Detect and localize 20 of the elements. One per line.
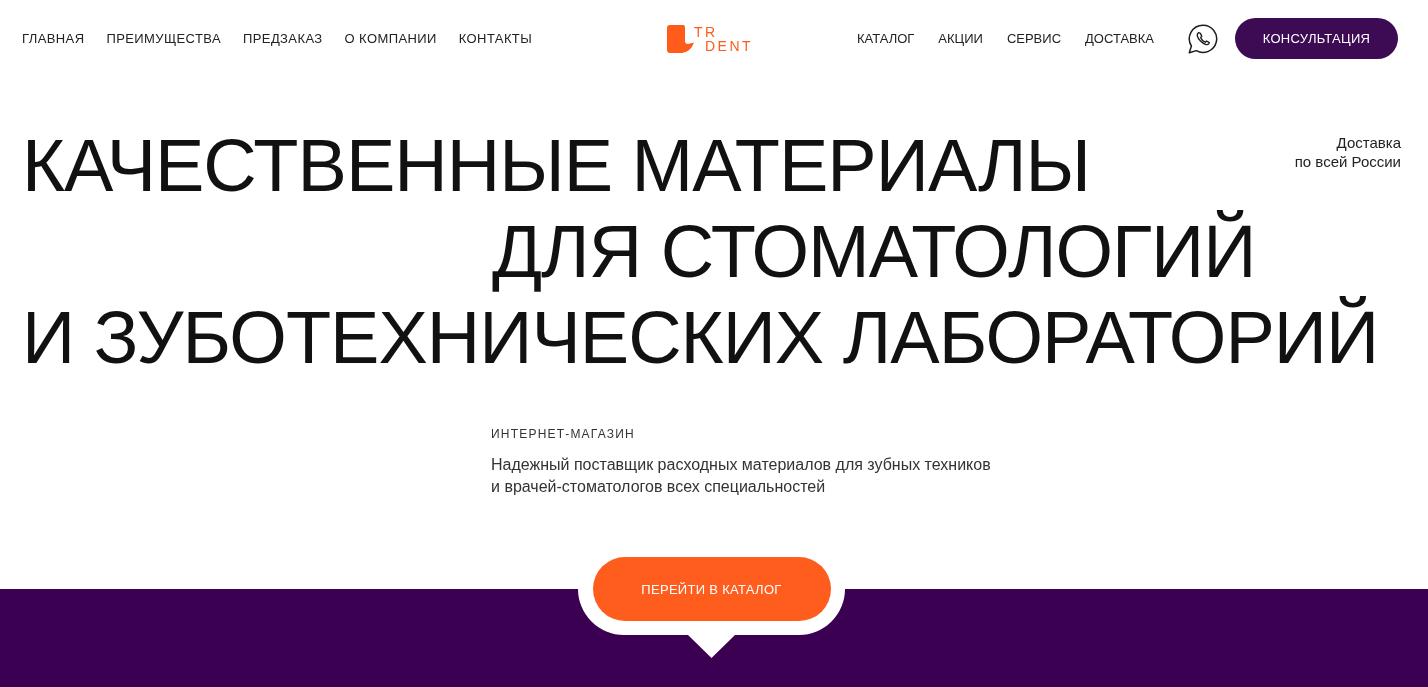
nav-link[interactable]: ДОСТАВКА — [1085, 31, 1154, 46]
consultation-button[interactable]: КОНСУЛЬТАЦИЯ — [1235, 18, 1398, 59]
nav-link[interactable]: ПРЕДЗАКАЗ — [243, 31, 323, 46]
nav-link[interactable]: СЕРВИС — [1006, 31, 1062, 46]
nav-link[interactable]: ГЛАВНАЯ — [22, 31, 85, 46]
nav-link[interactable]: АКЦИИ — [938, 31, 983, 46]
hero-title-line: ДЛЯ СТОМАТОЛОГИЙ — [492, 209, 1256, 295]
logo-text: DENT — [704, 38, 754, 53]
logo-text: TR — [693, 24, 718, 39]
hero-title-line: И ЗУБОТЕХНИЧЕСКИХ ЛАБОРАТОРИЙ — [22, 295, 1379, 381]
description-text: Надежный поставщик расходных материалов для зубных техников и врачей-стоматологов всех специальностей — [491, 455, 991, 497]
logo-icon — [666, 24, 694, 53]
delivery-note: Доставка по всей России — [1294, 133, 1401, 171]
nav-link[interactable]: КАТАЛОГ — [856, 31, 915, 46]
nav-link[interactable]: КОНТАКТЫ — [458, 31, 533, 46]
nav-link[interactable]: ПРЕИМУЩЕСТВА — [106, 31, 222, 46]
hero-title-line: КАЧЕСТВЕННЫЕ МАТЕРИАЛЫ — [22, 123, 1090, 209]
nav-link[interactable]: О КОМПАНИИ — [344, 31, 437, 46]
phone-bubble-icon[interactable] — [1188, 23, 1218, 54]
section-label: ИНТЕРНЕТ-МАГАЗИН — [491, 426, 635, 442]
#####
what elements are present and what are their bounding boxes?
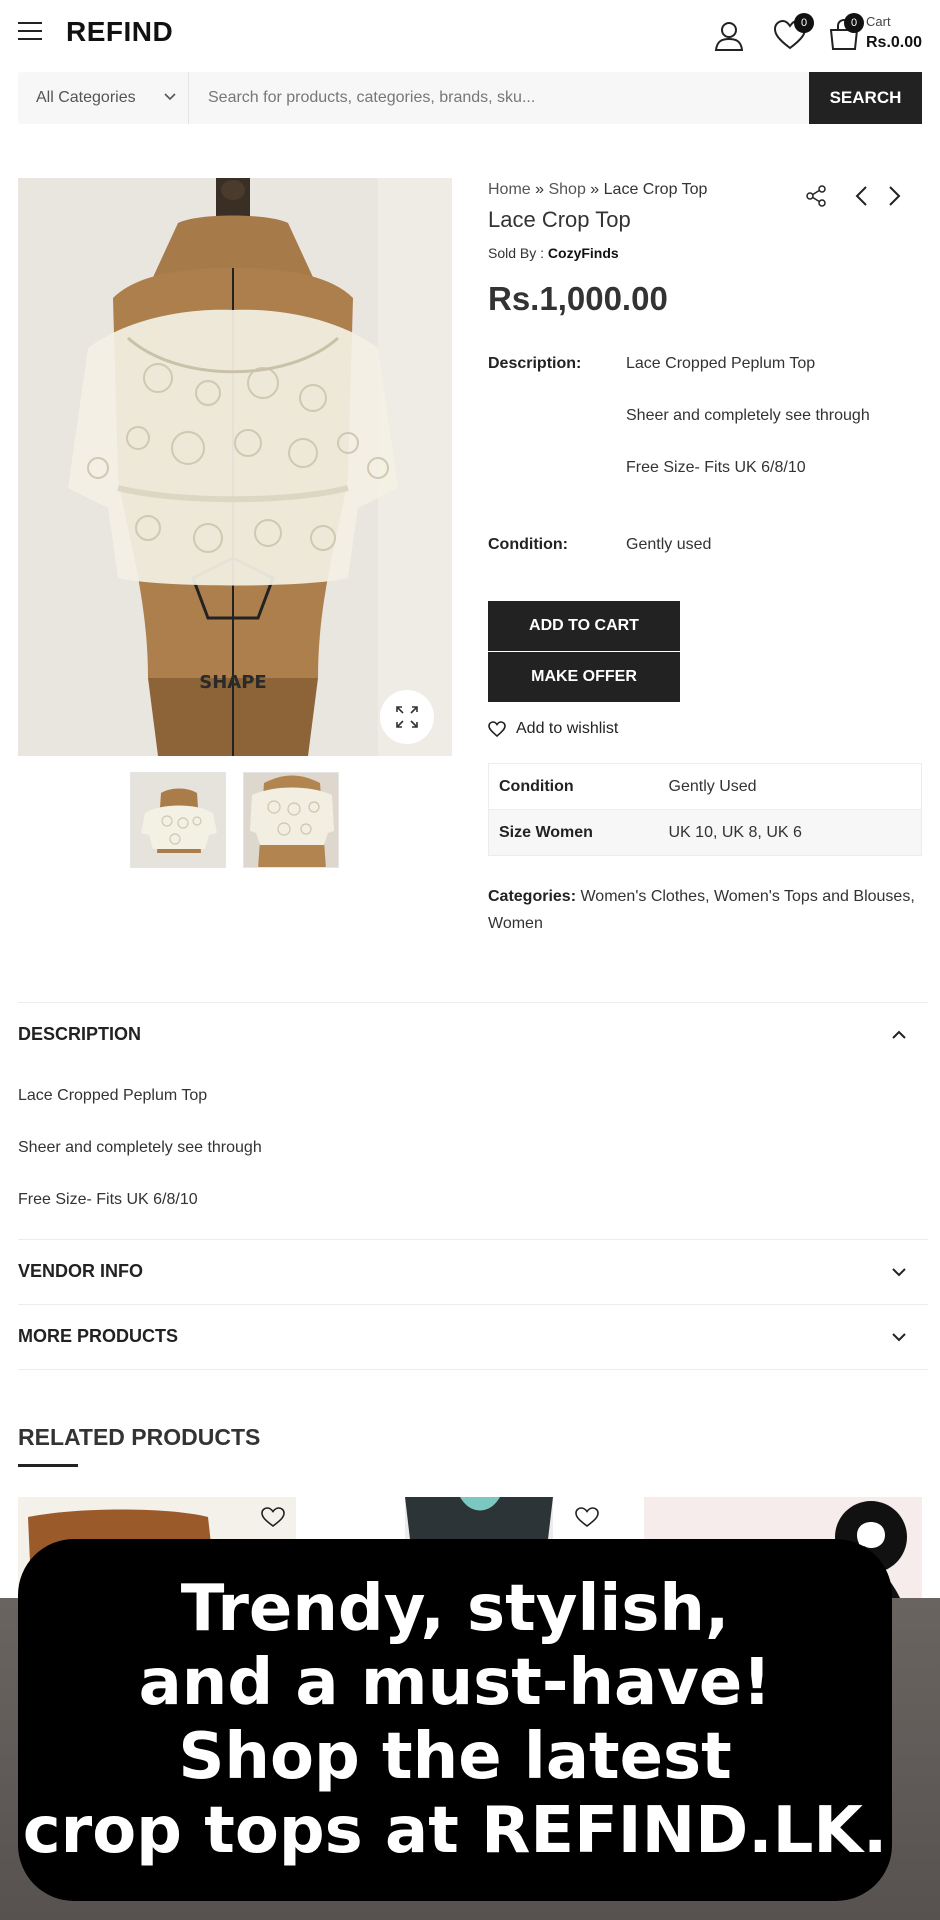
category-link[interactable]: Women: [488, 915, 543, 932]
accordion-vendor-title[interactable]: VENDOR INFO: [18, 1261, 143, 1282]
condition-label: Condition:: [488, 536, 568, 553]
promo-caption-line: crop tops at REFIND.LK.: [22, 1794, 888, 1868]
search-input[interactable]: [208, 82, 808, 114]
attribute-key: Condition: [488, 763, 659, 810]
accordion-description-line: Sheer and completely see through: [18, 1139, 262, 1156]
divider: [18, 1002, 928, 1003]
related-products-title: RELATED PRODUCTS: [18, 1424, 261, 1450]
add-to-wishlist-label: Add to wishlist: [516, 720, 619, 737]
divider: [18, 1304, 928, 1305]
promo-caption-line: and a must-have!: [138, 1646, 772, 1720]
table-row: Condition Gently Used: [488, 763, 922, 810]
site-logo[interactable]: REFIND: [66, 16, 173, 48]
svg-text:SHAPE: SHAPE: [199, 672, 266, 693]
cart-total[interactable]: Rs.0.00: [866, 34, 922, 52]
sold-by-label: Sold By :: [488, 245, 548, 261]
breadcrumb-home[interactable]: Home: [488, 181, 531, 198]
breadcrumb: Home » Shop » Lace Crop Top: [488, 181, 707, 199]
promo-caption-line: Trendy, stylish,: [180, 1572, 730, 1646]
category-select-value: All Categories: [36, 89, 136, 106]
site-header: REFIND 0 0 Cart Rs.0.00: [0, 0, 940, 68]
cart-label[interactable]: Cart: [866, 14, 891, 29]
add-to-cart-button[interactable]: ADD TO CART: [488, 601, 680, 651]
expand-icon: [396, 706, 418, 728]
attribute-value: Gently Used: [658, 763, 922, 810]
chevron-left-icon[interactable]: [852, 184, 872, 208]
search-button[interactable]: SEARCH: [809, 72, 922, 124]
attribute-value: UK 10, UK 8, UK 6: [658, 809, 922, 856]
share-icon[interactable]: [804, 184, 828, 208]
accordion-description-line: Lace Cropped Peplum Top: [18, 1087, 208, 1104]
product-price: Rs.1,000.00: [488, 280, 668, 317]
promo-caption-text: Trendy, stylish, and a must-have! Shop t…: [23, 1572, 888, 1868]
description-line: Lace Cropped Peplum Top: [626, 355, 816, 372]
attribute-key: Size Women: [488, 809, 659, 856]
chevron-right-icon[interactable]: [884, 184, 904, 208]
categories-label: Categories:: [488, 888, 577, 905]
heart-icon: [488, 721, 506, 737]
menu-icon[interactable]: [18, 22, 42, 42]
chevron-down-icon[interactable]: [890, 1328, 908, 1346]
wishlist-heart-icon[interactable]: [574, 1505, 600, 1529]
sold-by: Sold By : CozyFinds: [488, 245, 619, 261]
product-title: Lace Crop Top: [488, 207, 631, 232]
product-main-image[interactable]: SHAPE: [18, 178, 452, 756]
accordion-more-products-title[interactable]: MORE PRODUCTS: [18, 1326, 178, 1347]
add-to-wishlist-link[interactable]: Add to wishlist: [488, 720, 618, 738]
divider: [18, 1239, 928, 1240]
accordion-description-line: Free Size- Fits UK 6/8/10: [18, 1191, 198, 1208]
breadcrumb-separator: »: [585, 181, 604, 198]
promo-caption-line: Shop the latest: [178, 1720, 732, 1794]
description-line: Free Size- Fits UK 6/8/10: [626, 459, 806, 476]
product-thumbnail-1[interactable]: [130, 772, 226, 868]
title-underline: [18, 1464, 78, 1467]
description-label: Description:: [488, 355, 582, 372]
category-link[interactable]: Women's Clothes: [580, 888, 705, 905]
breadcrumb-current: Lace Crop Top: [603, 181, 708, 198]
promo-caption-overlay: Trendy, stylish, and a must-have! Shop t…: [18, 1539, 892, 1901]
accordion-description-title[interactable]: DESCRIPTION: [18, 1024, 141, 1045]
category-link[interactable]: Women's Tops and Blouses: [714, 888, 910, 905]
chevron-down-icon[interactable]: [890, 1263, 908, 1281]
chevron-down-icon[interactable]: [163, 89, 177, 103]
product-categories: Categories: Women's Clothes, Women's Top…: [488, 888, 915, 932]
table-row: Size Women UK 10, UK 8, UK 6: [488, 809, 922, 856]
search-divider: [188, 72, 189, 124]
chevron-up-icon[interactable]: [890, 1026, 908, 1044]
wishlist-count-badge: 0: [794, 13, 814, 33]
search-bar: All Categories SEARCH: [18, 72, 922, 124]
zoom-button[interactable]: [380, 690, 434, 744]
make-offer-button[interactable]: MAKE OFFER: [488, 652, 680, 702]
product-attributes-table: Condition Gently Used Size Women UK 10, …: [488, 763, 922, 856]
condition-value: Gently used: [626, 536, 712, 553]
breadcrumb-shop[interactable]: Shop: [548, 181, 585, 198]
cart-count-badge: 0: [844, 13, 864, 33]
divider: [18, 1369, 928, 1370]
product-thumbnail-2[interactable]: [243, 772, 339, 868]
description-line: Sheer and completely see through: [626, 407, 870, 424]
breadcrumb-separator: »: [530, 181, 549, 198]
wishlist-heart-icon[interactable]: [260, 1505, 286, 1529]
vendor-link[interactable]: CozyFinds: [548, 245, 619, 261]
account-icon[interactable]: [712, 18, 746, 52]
#####
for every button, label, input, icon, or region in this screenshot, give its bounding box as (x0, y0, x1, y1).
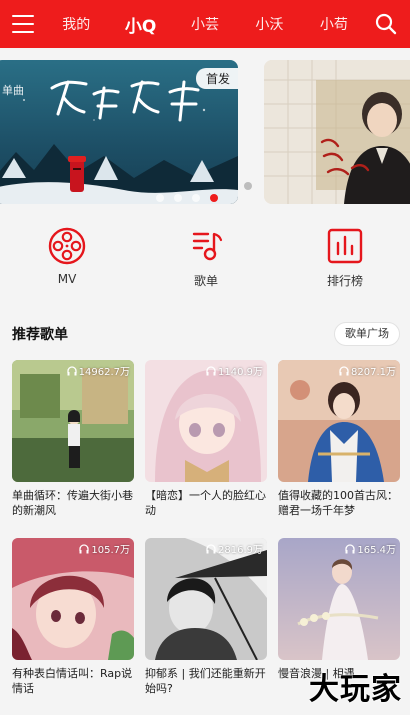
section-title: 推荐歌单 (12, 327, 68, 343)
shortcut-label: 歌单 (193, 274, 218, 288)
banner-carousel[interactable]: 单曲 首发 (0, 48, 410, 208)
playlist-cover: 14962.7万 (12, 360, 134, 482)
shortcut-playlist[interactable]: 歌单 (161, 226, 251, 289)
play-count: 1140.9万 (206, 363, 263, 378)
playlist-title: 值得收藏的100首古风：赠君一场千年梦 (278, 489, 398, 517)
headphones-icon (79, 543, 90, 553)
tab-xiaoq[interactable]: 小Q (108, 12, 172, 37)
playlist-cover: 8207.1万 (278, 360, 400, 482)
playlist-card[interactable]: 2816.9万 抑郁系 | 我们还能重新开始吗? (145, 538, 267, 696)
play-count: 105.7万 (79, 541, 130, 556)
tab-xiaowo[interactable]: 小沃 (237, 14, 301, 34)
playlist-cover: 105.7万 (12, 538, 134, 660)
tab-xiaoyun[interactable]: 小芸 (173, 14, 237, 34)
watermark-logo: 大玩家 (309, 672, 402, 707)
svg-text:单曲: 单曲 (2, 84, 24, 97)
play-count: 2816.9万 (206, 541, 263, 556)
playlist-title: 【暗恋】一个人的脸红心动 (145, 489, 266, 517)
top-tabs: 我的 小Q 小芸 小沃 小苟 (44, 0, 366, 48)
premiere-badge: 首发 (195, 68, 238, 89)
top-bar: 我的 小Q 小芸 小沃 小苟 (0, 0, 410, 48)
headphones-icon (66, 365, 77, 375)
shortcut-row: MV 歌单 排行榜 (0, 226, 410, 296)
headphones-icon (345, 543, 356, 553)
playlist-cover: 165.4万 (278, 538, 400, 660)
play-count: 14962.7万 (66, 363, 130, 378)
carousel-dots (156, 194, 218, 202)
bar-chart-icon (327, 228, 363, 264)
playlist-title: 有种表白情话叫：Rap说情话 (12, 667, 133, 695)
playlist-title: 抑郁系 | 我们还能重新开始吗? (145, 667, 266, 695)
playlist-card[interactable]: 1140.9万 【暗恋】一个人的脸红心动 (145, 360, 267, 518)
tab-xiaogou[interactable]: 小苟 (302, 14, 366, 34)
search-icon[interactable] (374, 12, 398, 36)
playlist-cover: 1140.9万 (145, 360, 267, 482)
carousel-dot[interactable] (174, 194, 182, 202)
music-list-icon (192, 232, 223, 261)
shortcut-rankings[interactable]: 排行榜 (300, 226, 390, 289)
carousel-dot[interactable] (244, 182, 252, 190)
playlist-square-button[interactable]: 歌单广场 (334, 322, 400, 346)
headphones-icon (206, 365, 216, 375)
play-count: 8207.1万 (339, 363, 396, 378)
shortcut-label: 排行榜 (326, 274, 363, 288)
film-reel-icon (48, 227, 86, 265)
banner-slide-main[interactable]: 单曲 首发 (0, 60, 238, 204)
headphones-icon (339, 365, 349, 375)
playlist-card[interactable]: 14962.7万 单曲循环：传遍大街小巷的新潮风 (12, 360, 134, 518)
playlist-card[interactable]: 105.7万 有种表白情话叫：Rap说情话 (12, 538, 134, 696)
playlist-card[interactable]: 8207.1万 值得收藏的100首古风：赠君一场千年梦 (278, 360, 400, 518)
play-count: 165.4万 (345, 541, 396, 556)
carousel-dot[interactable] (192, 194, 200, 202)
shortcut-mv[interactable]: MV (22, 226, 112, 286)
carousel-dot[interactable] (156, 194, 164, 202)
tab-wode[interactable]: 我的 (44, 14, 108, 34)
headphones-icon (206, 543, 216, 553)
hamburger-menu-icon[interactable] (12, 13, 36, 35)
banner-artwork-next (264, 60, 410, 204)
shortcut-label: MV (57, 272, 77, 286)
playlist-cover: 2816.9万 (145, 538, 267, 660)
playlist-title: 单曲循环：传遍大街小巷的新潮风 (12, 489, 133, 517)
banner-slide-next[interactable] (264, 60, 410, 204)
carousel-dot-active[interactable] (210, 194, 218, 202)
#####
■ Exercise directions:
Please quote the rows from the line containing "section-title: 推荐歌单 (12, 327, 68, 343)" through the line containing "playlist-cover: 8207.1万 (278, 360, 400, 482)", including both of those lines.

■ Result for this exercise:
section-title: 推荐歌单 (12, 327, 68, 343)
shortcut-label: 歌单 (193, 274, 218, 288)
banner-carousel[interactable]: 单曲 首发 (0, 48, 410, 208)
playlist-cover: 14962.7万 (12, 360, 134, 482)
shortcut-playlist[interactable]: 歌单 (161, 226, 251, 289)
play-count: 1140.9万 (206, 363, 263, 378)
playlist-title: 值得收藏的100首古风：赠君一场千年梦 (278, 489, 398, 517)
headphones-icon (79, 543, 90, 553)
tab-xiaoq[interactable]: 小Q (108, 12, 172, 37)
playlist-cover: 8207.1万 (278, 360, 400, 482)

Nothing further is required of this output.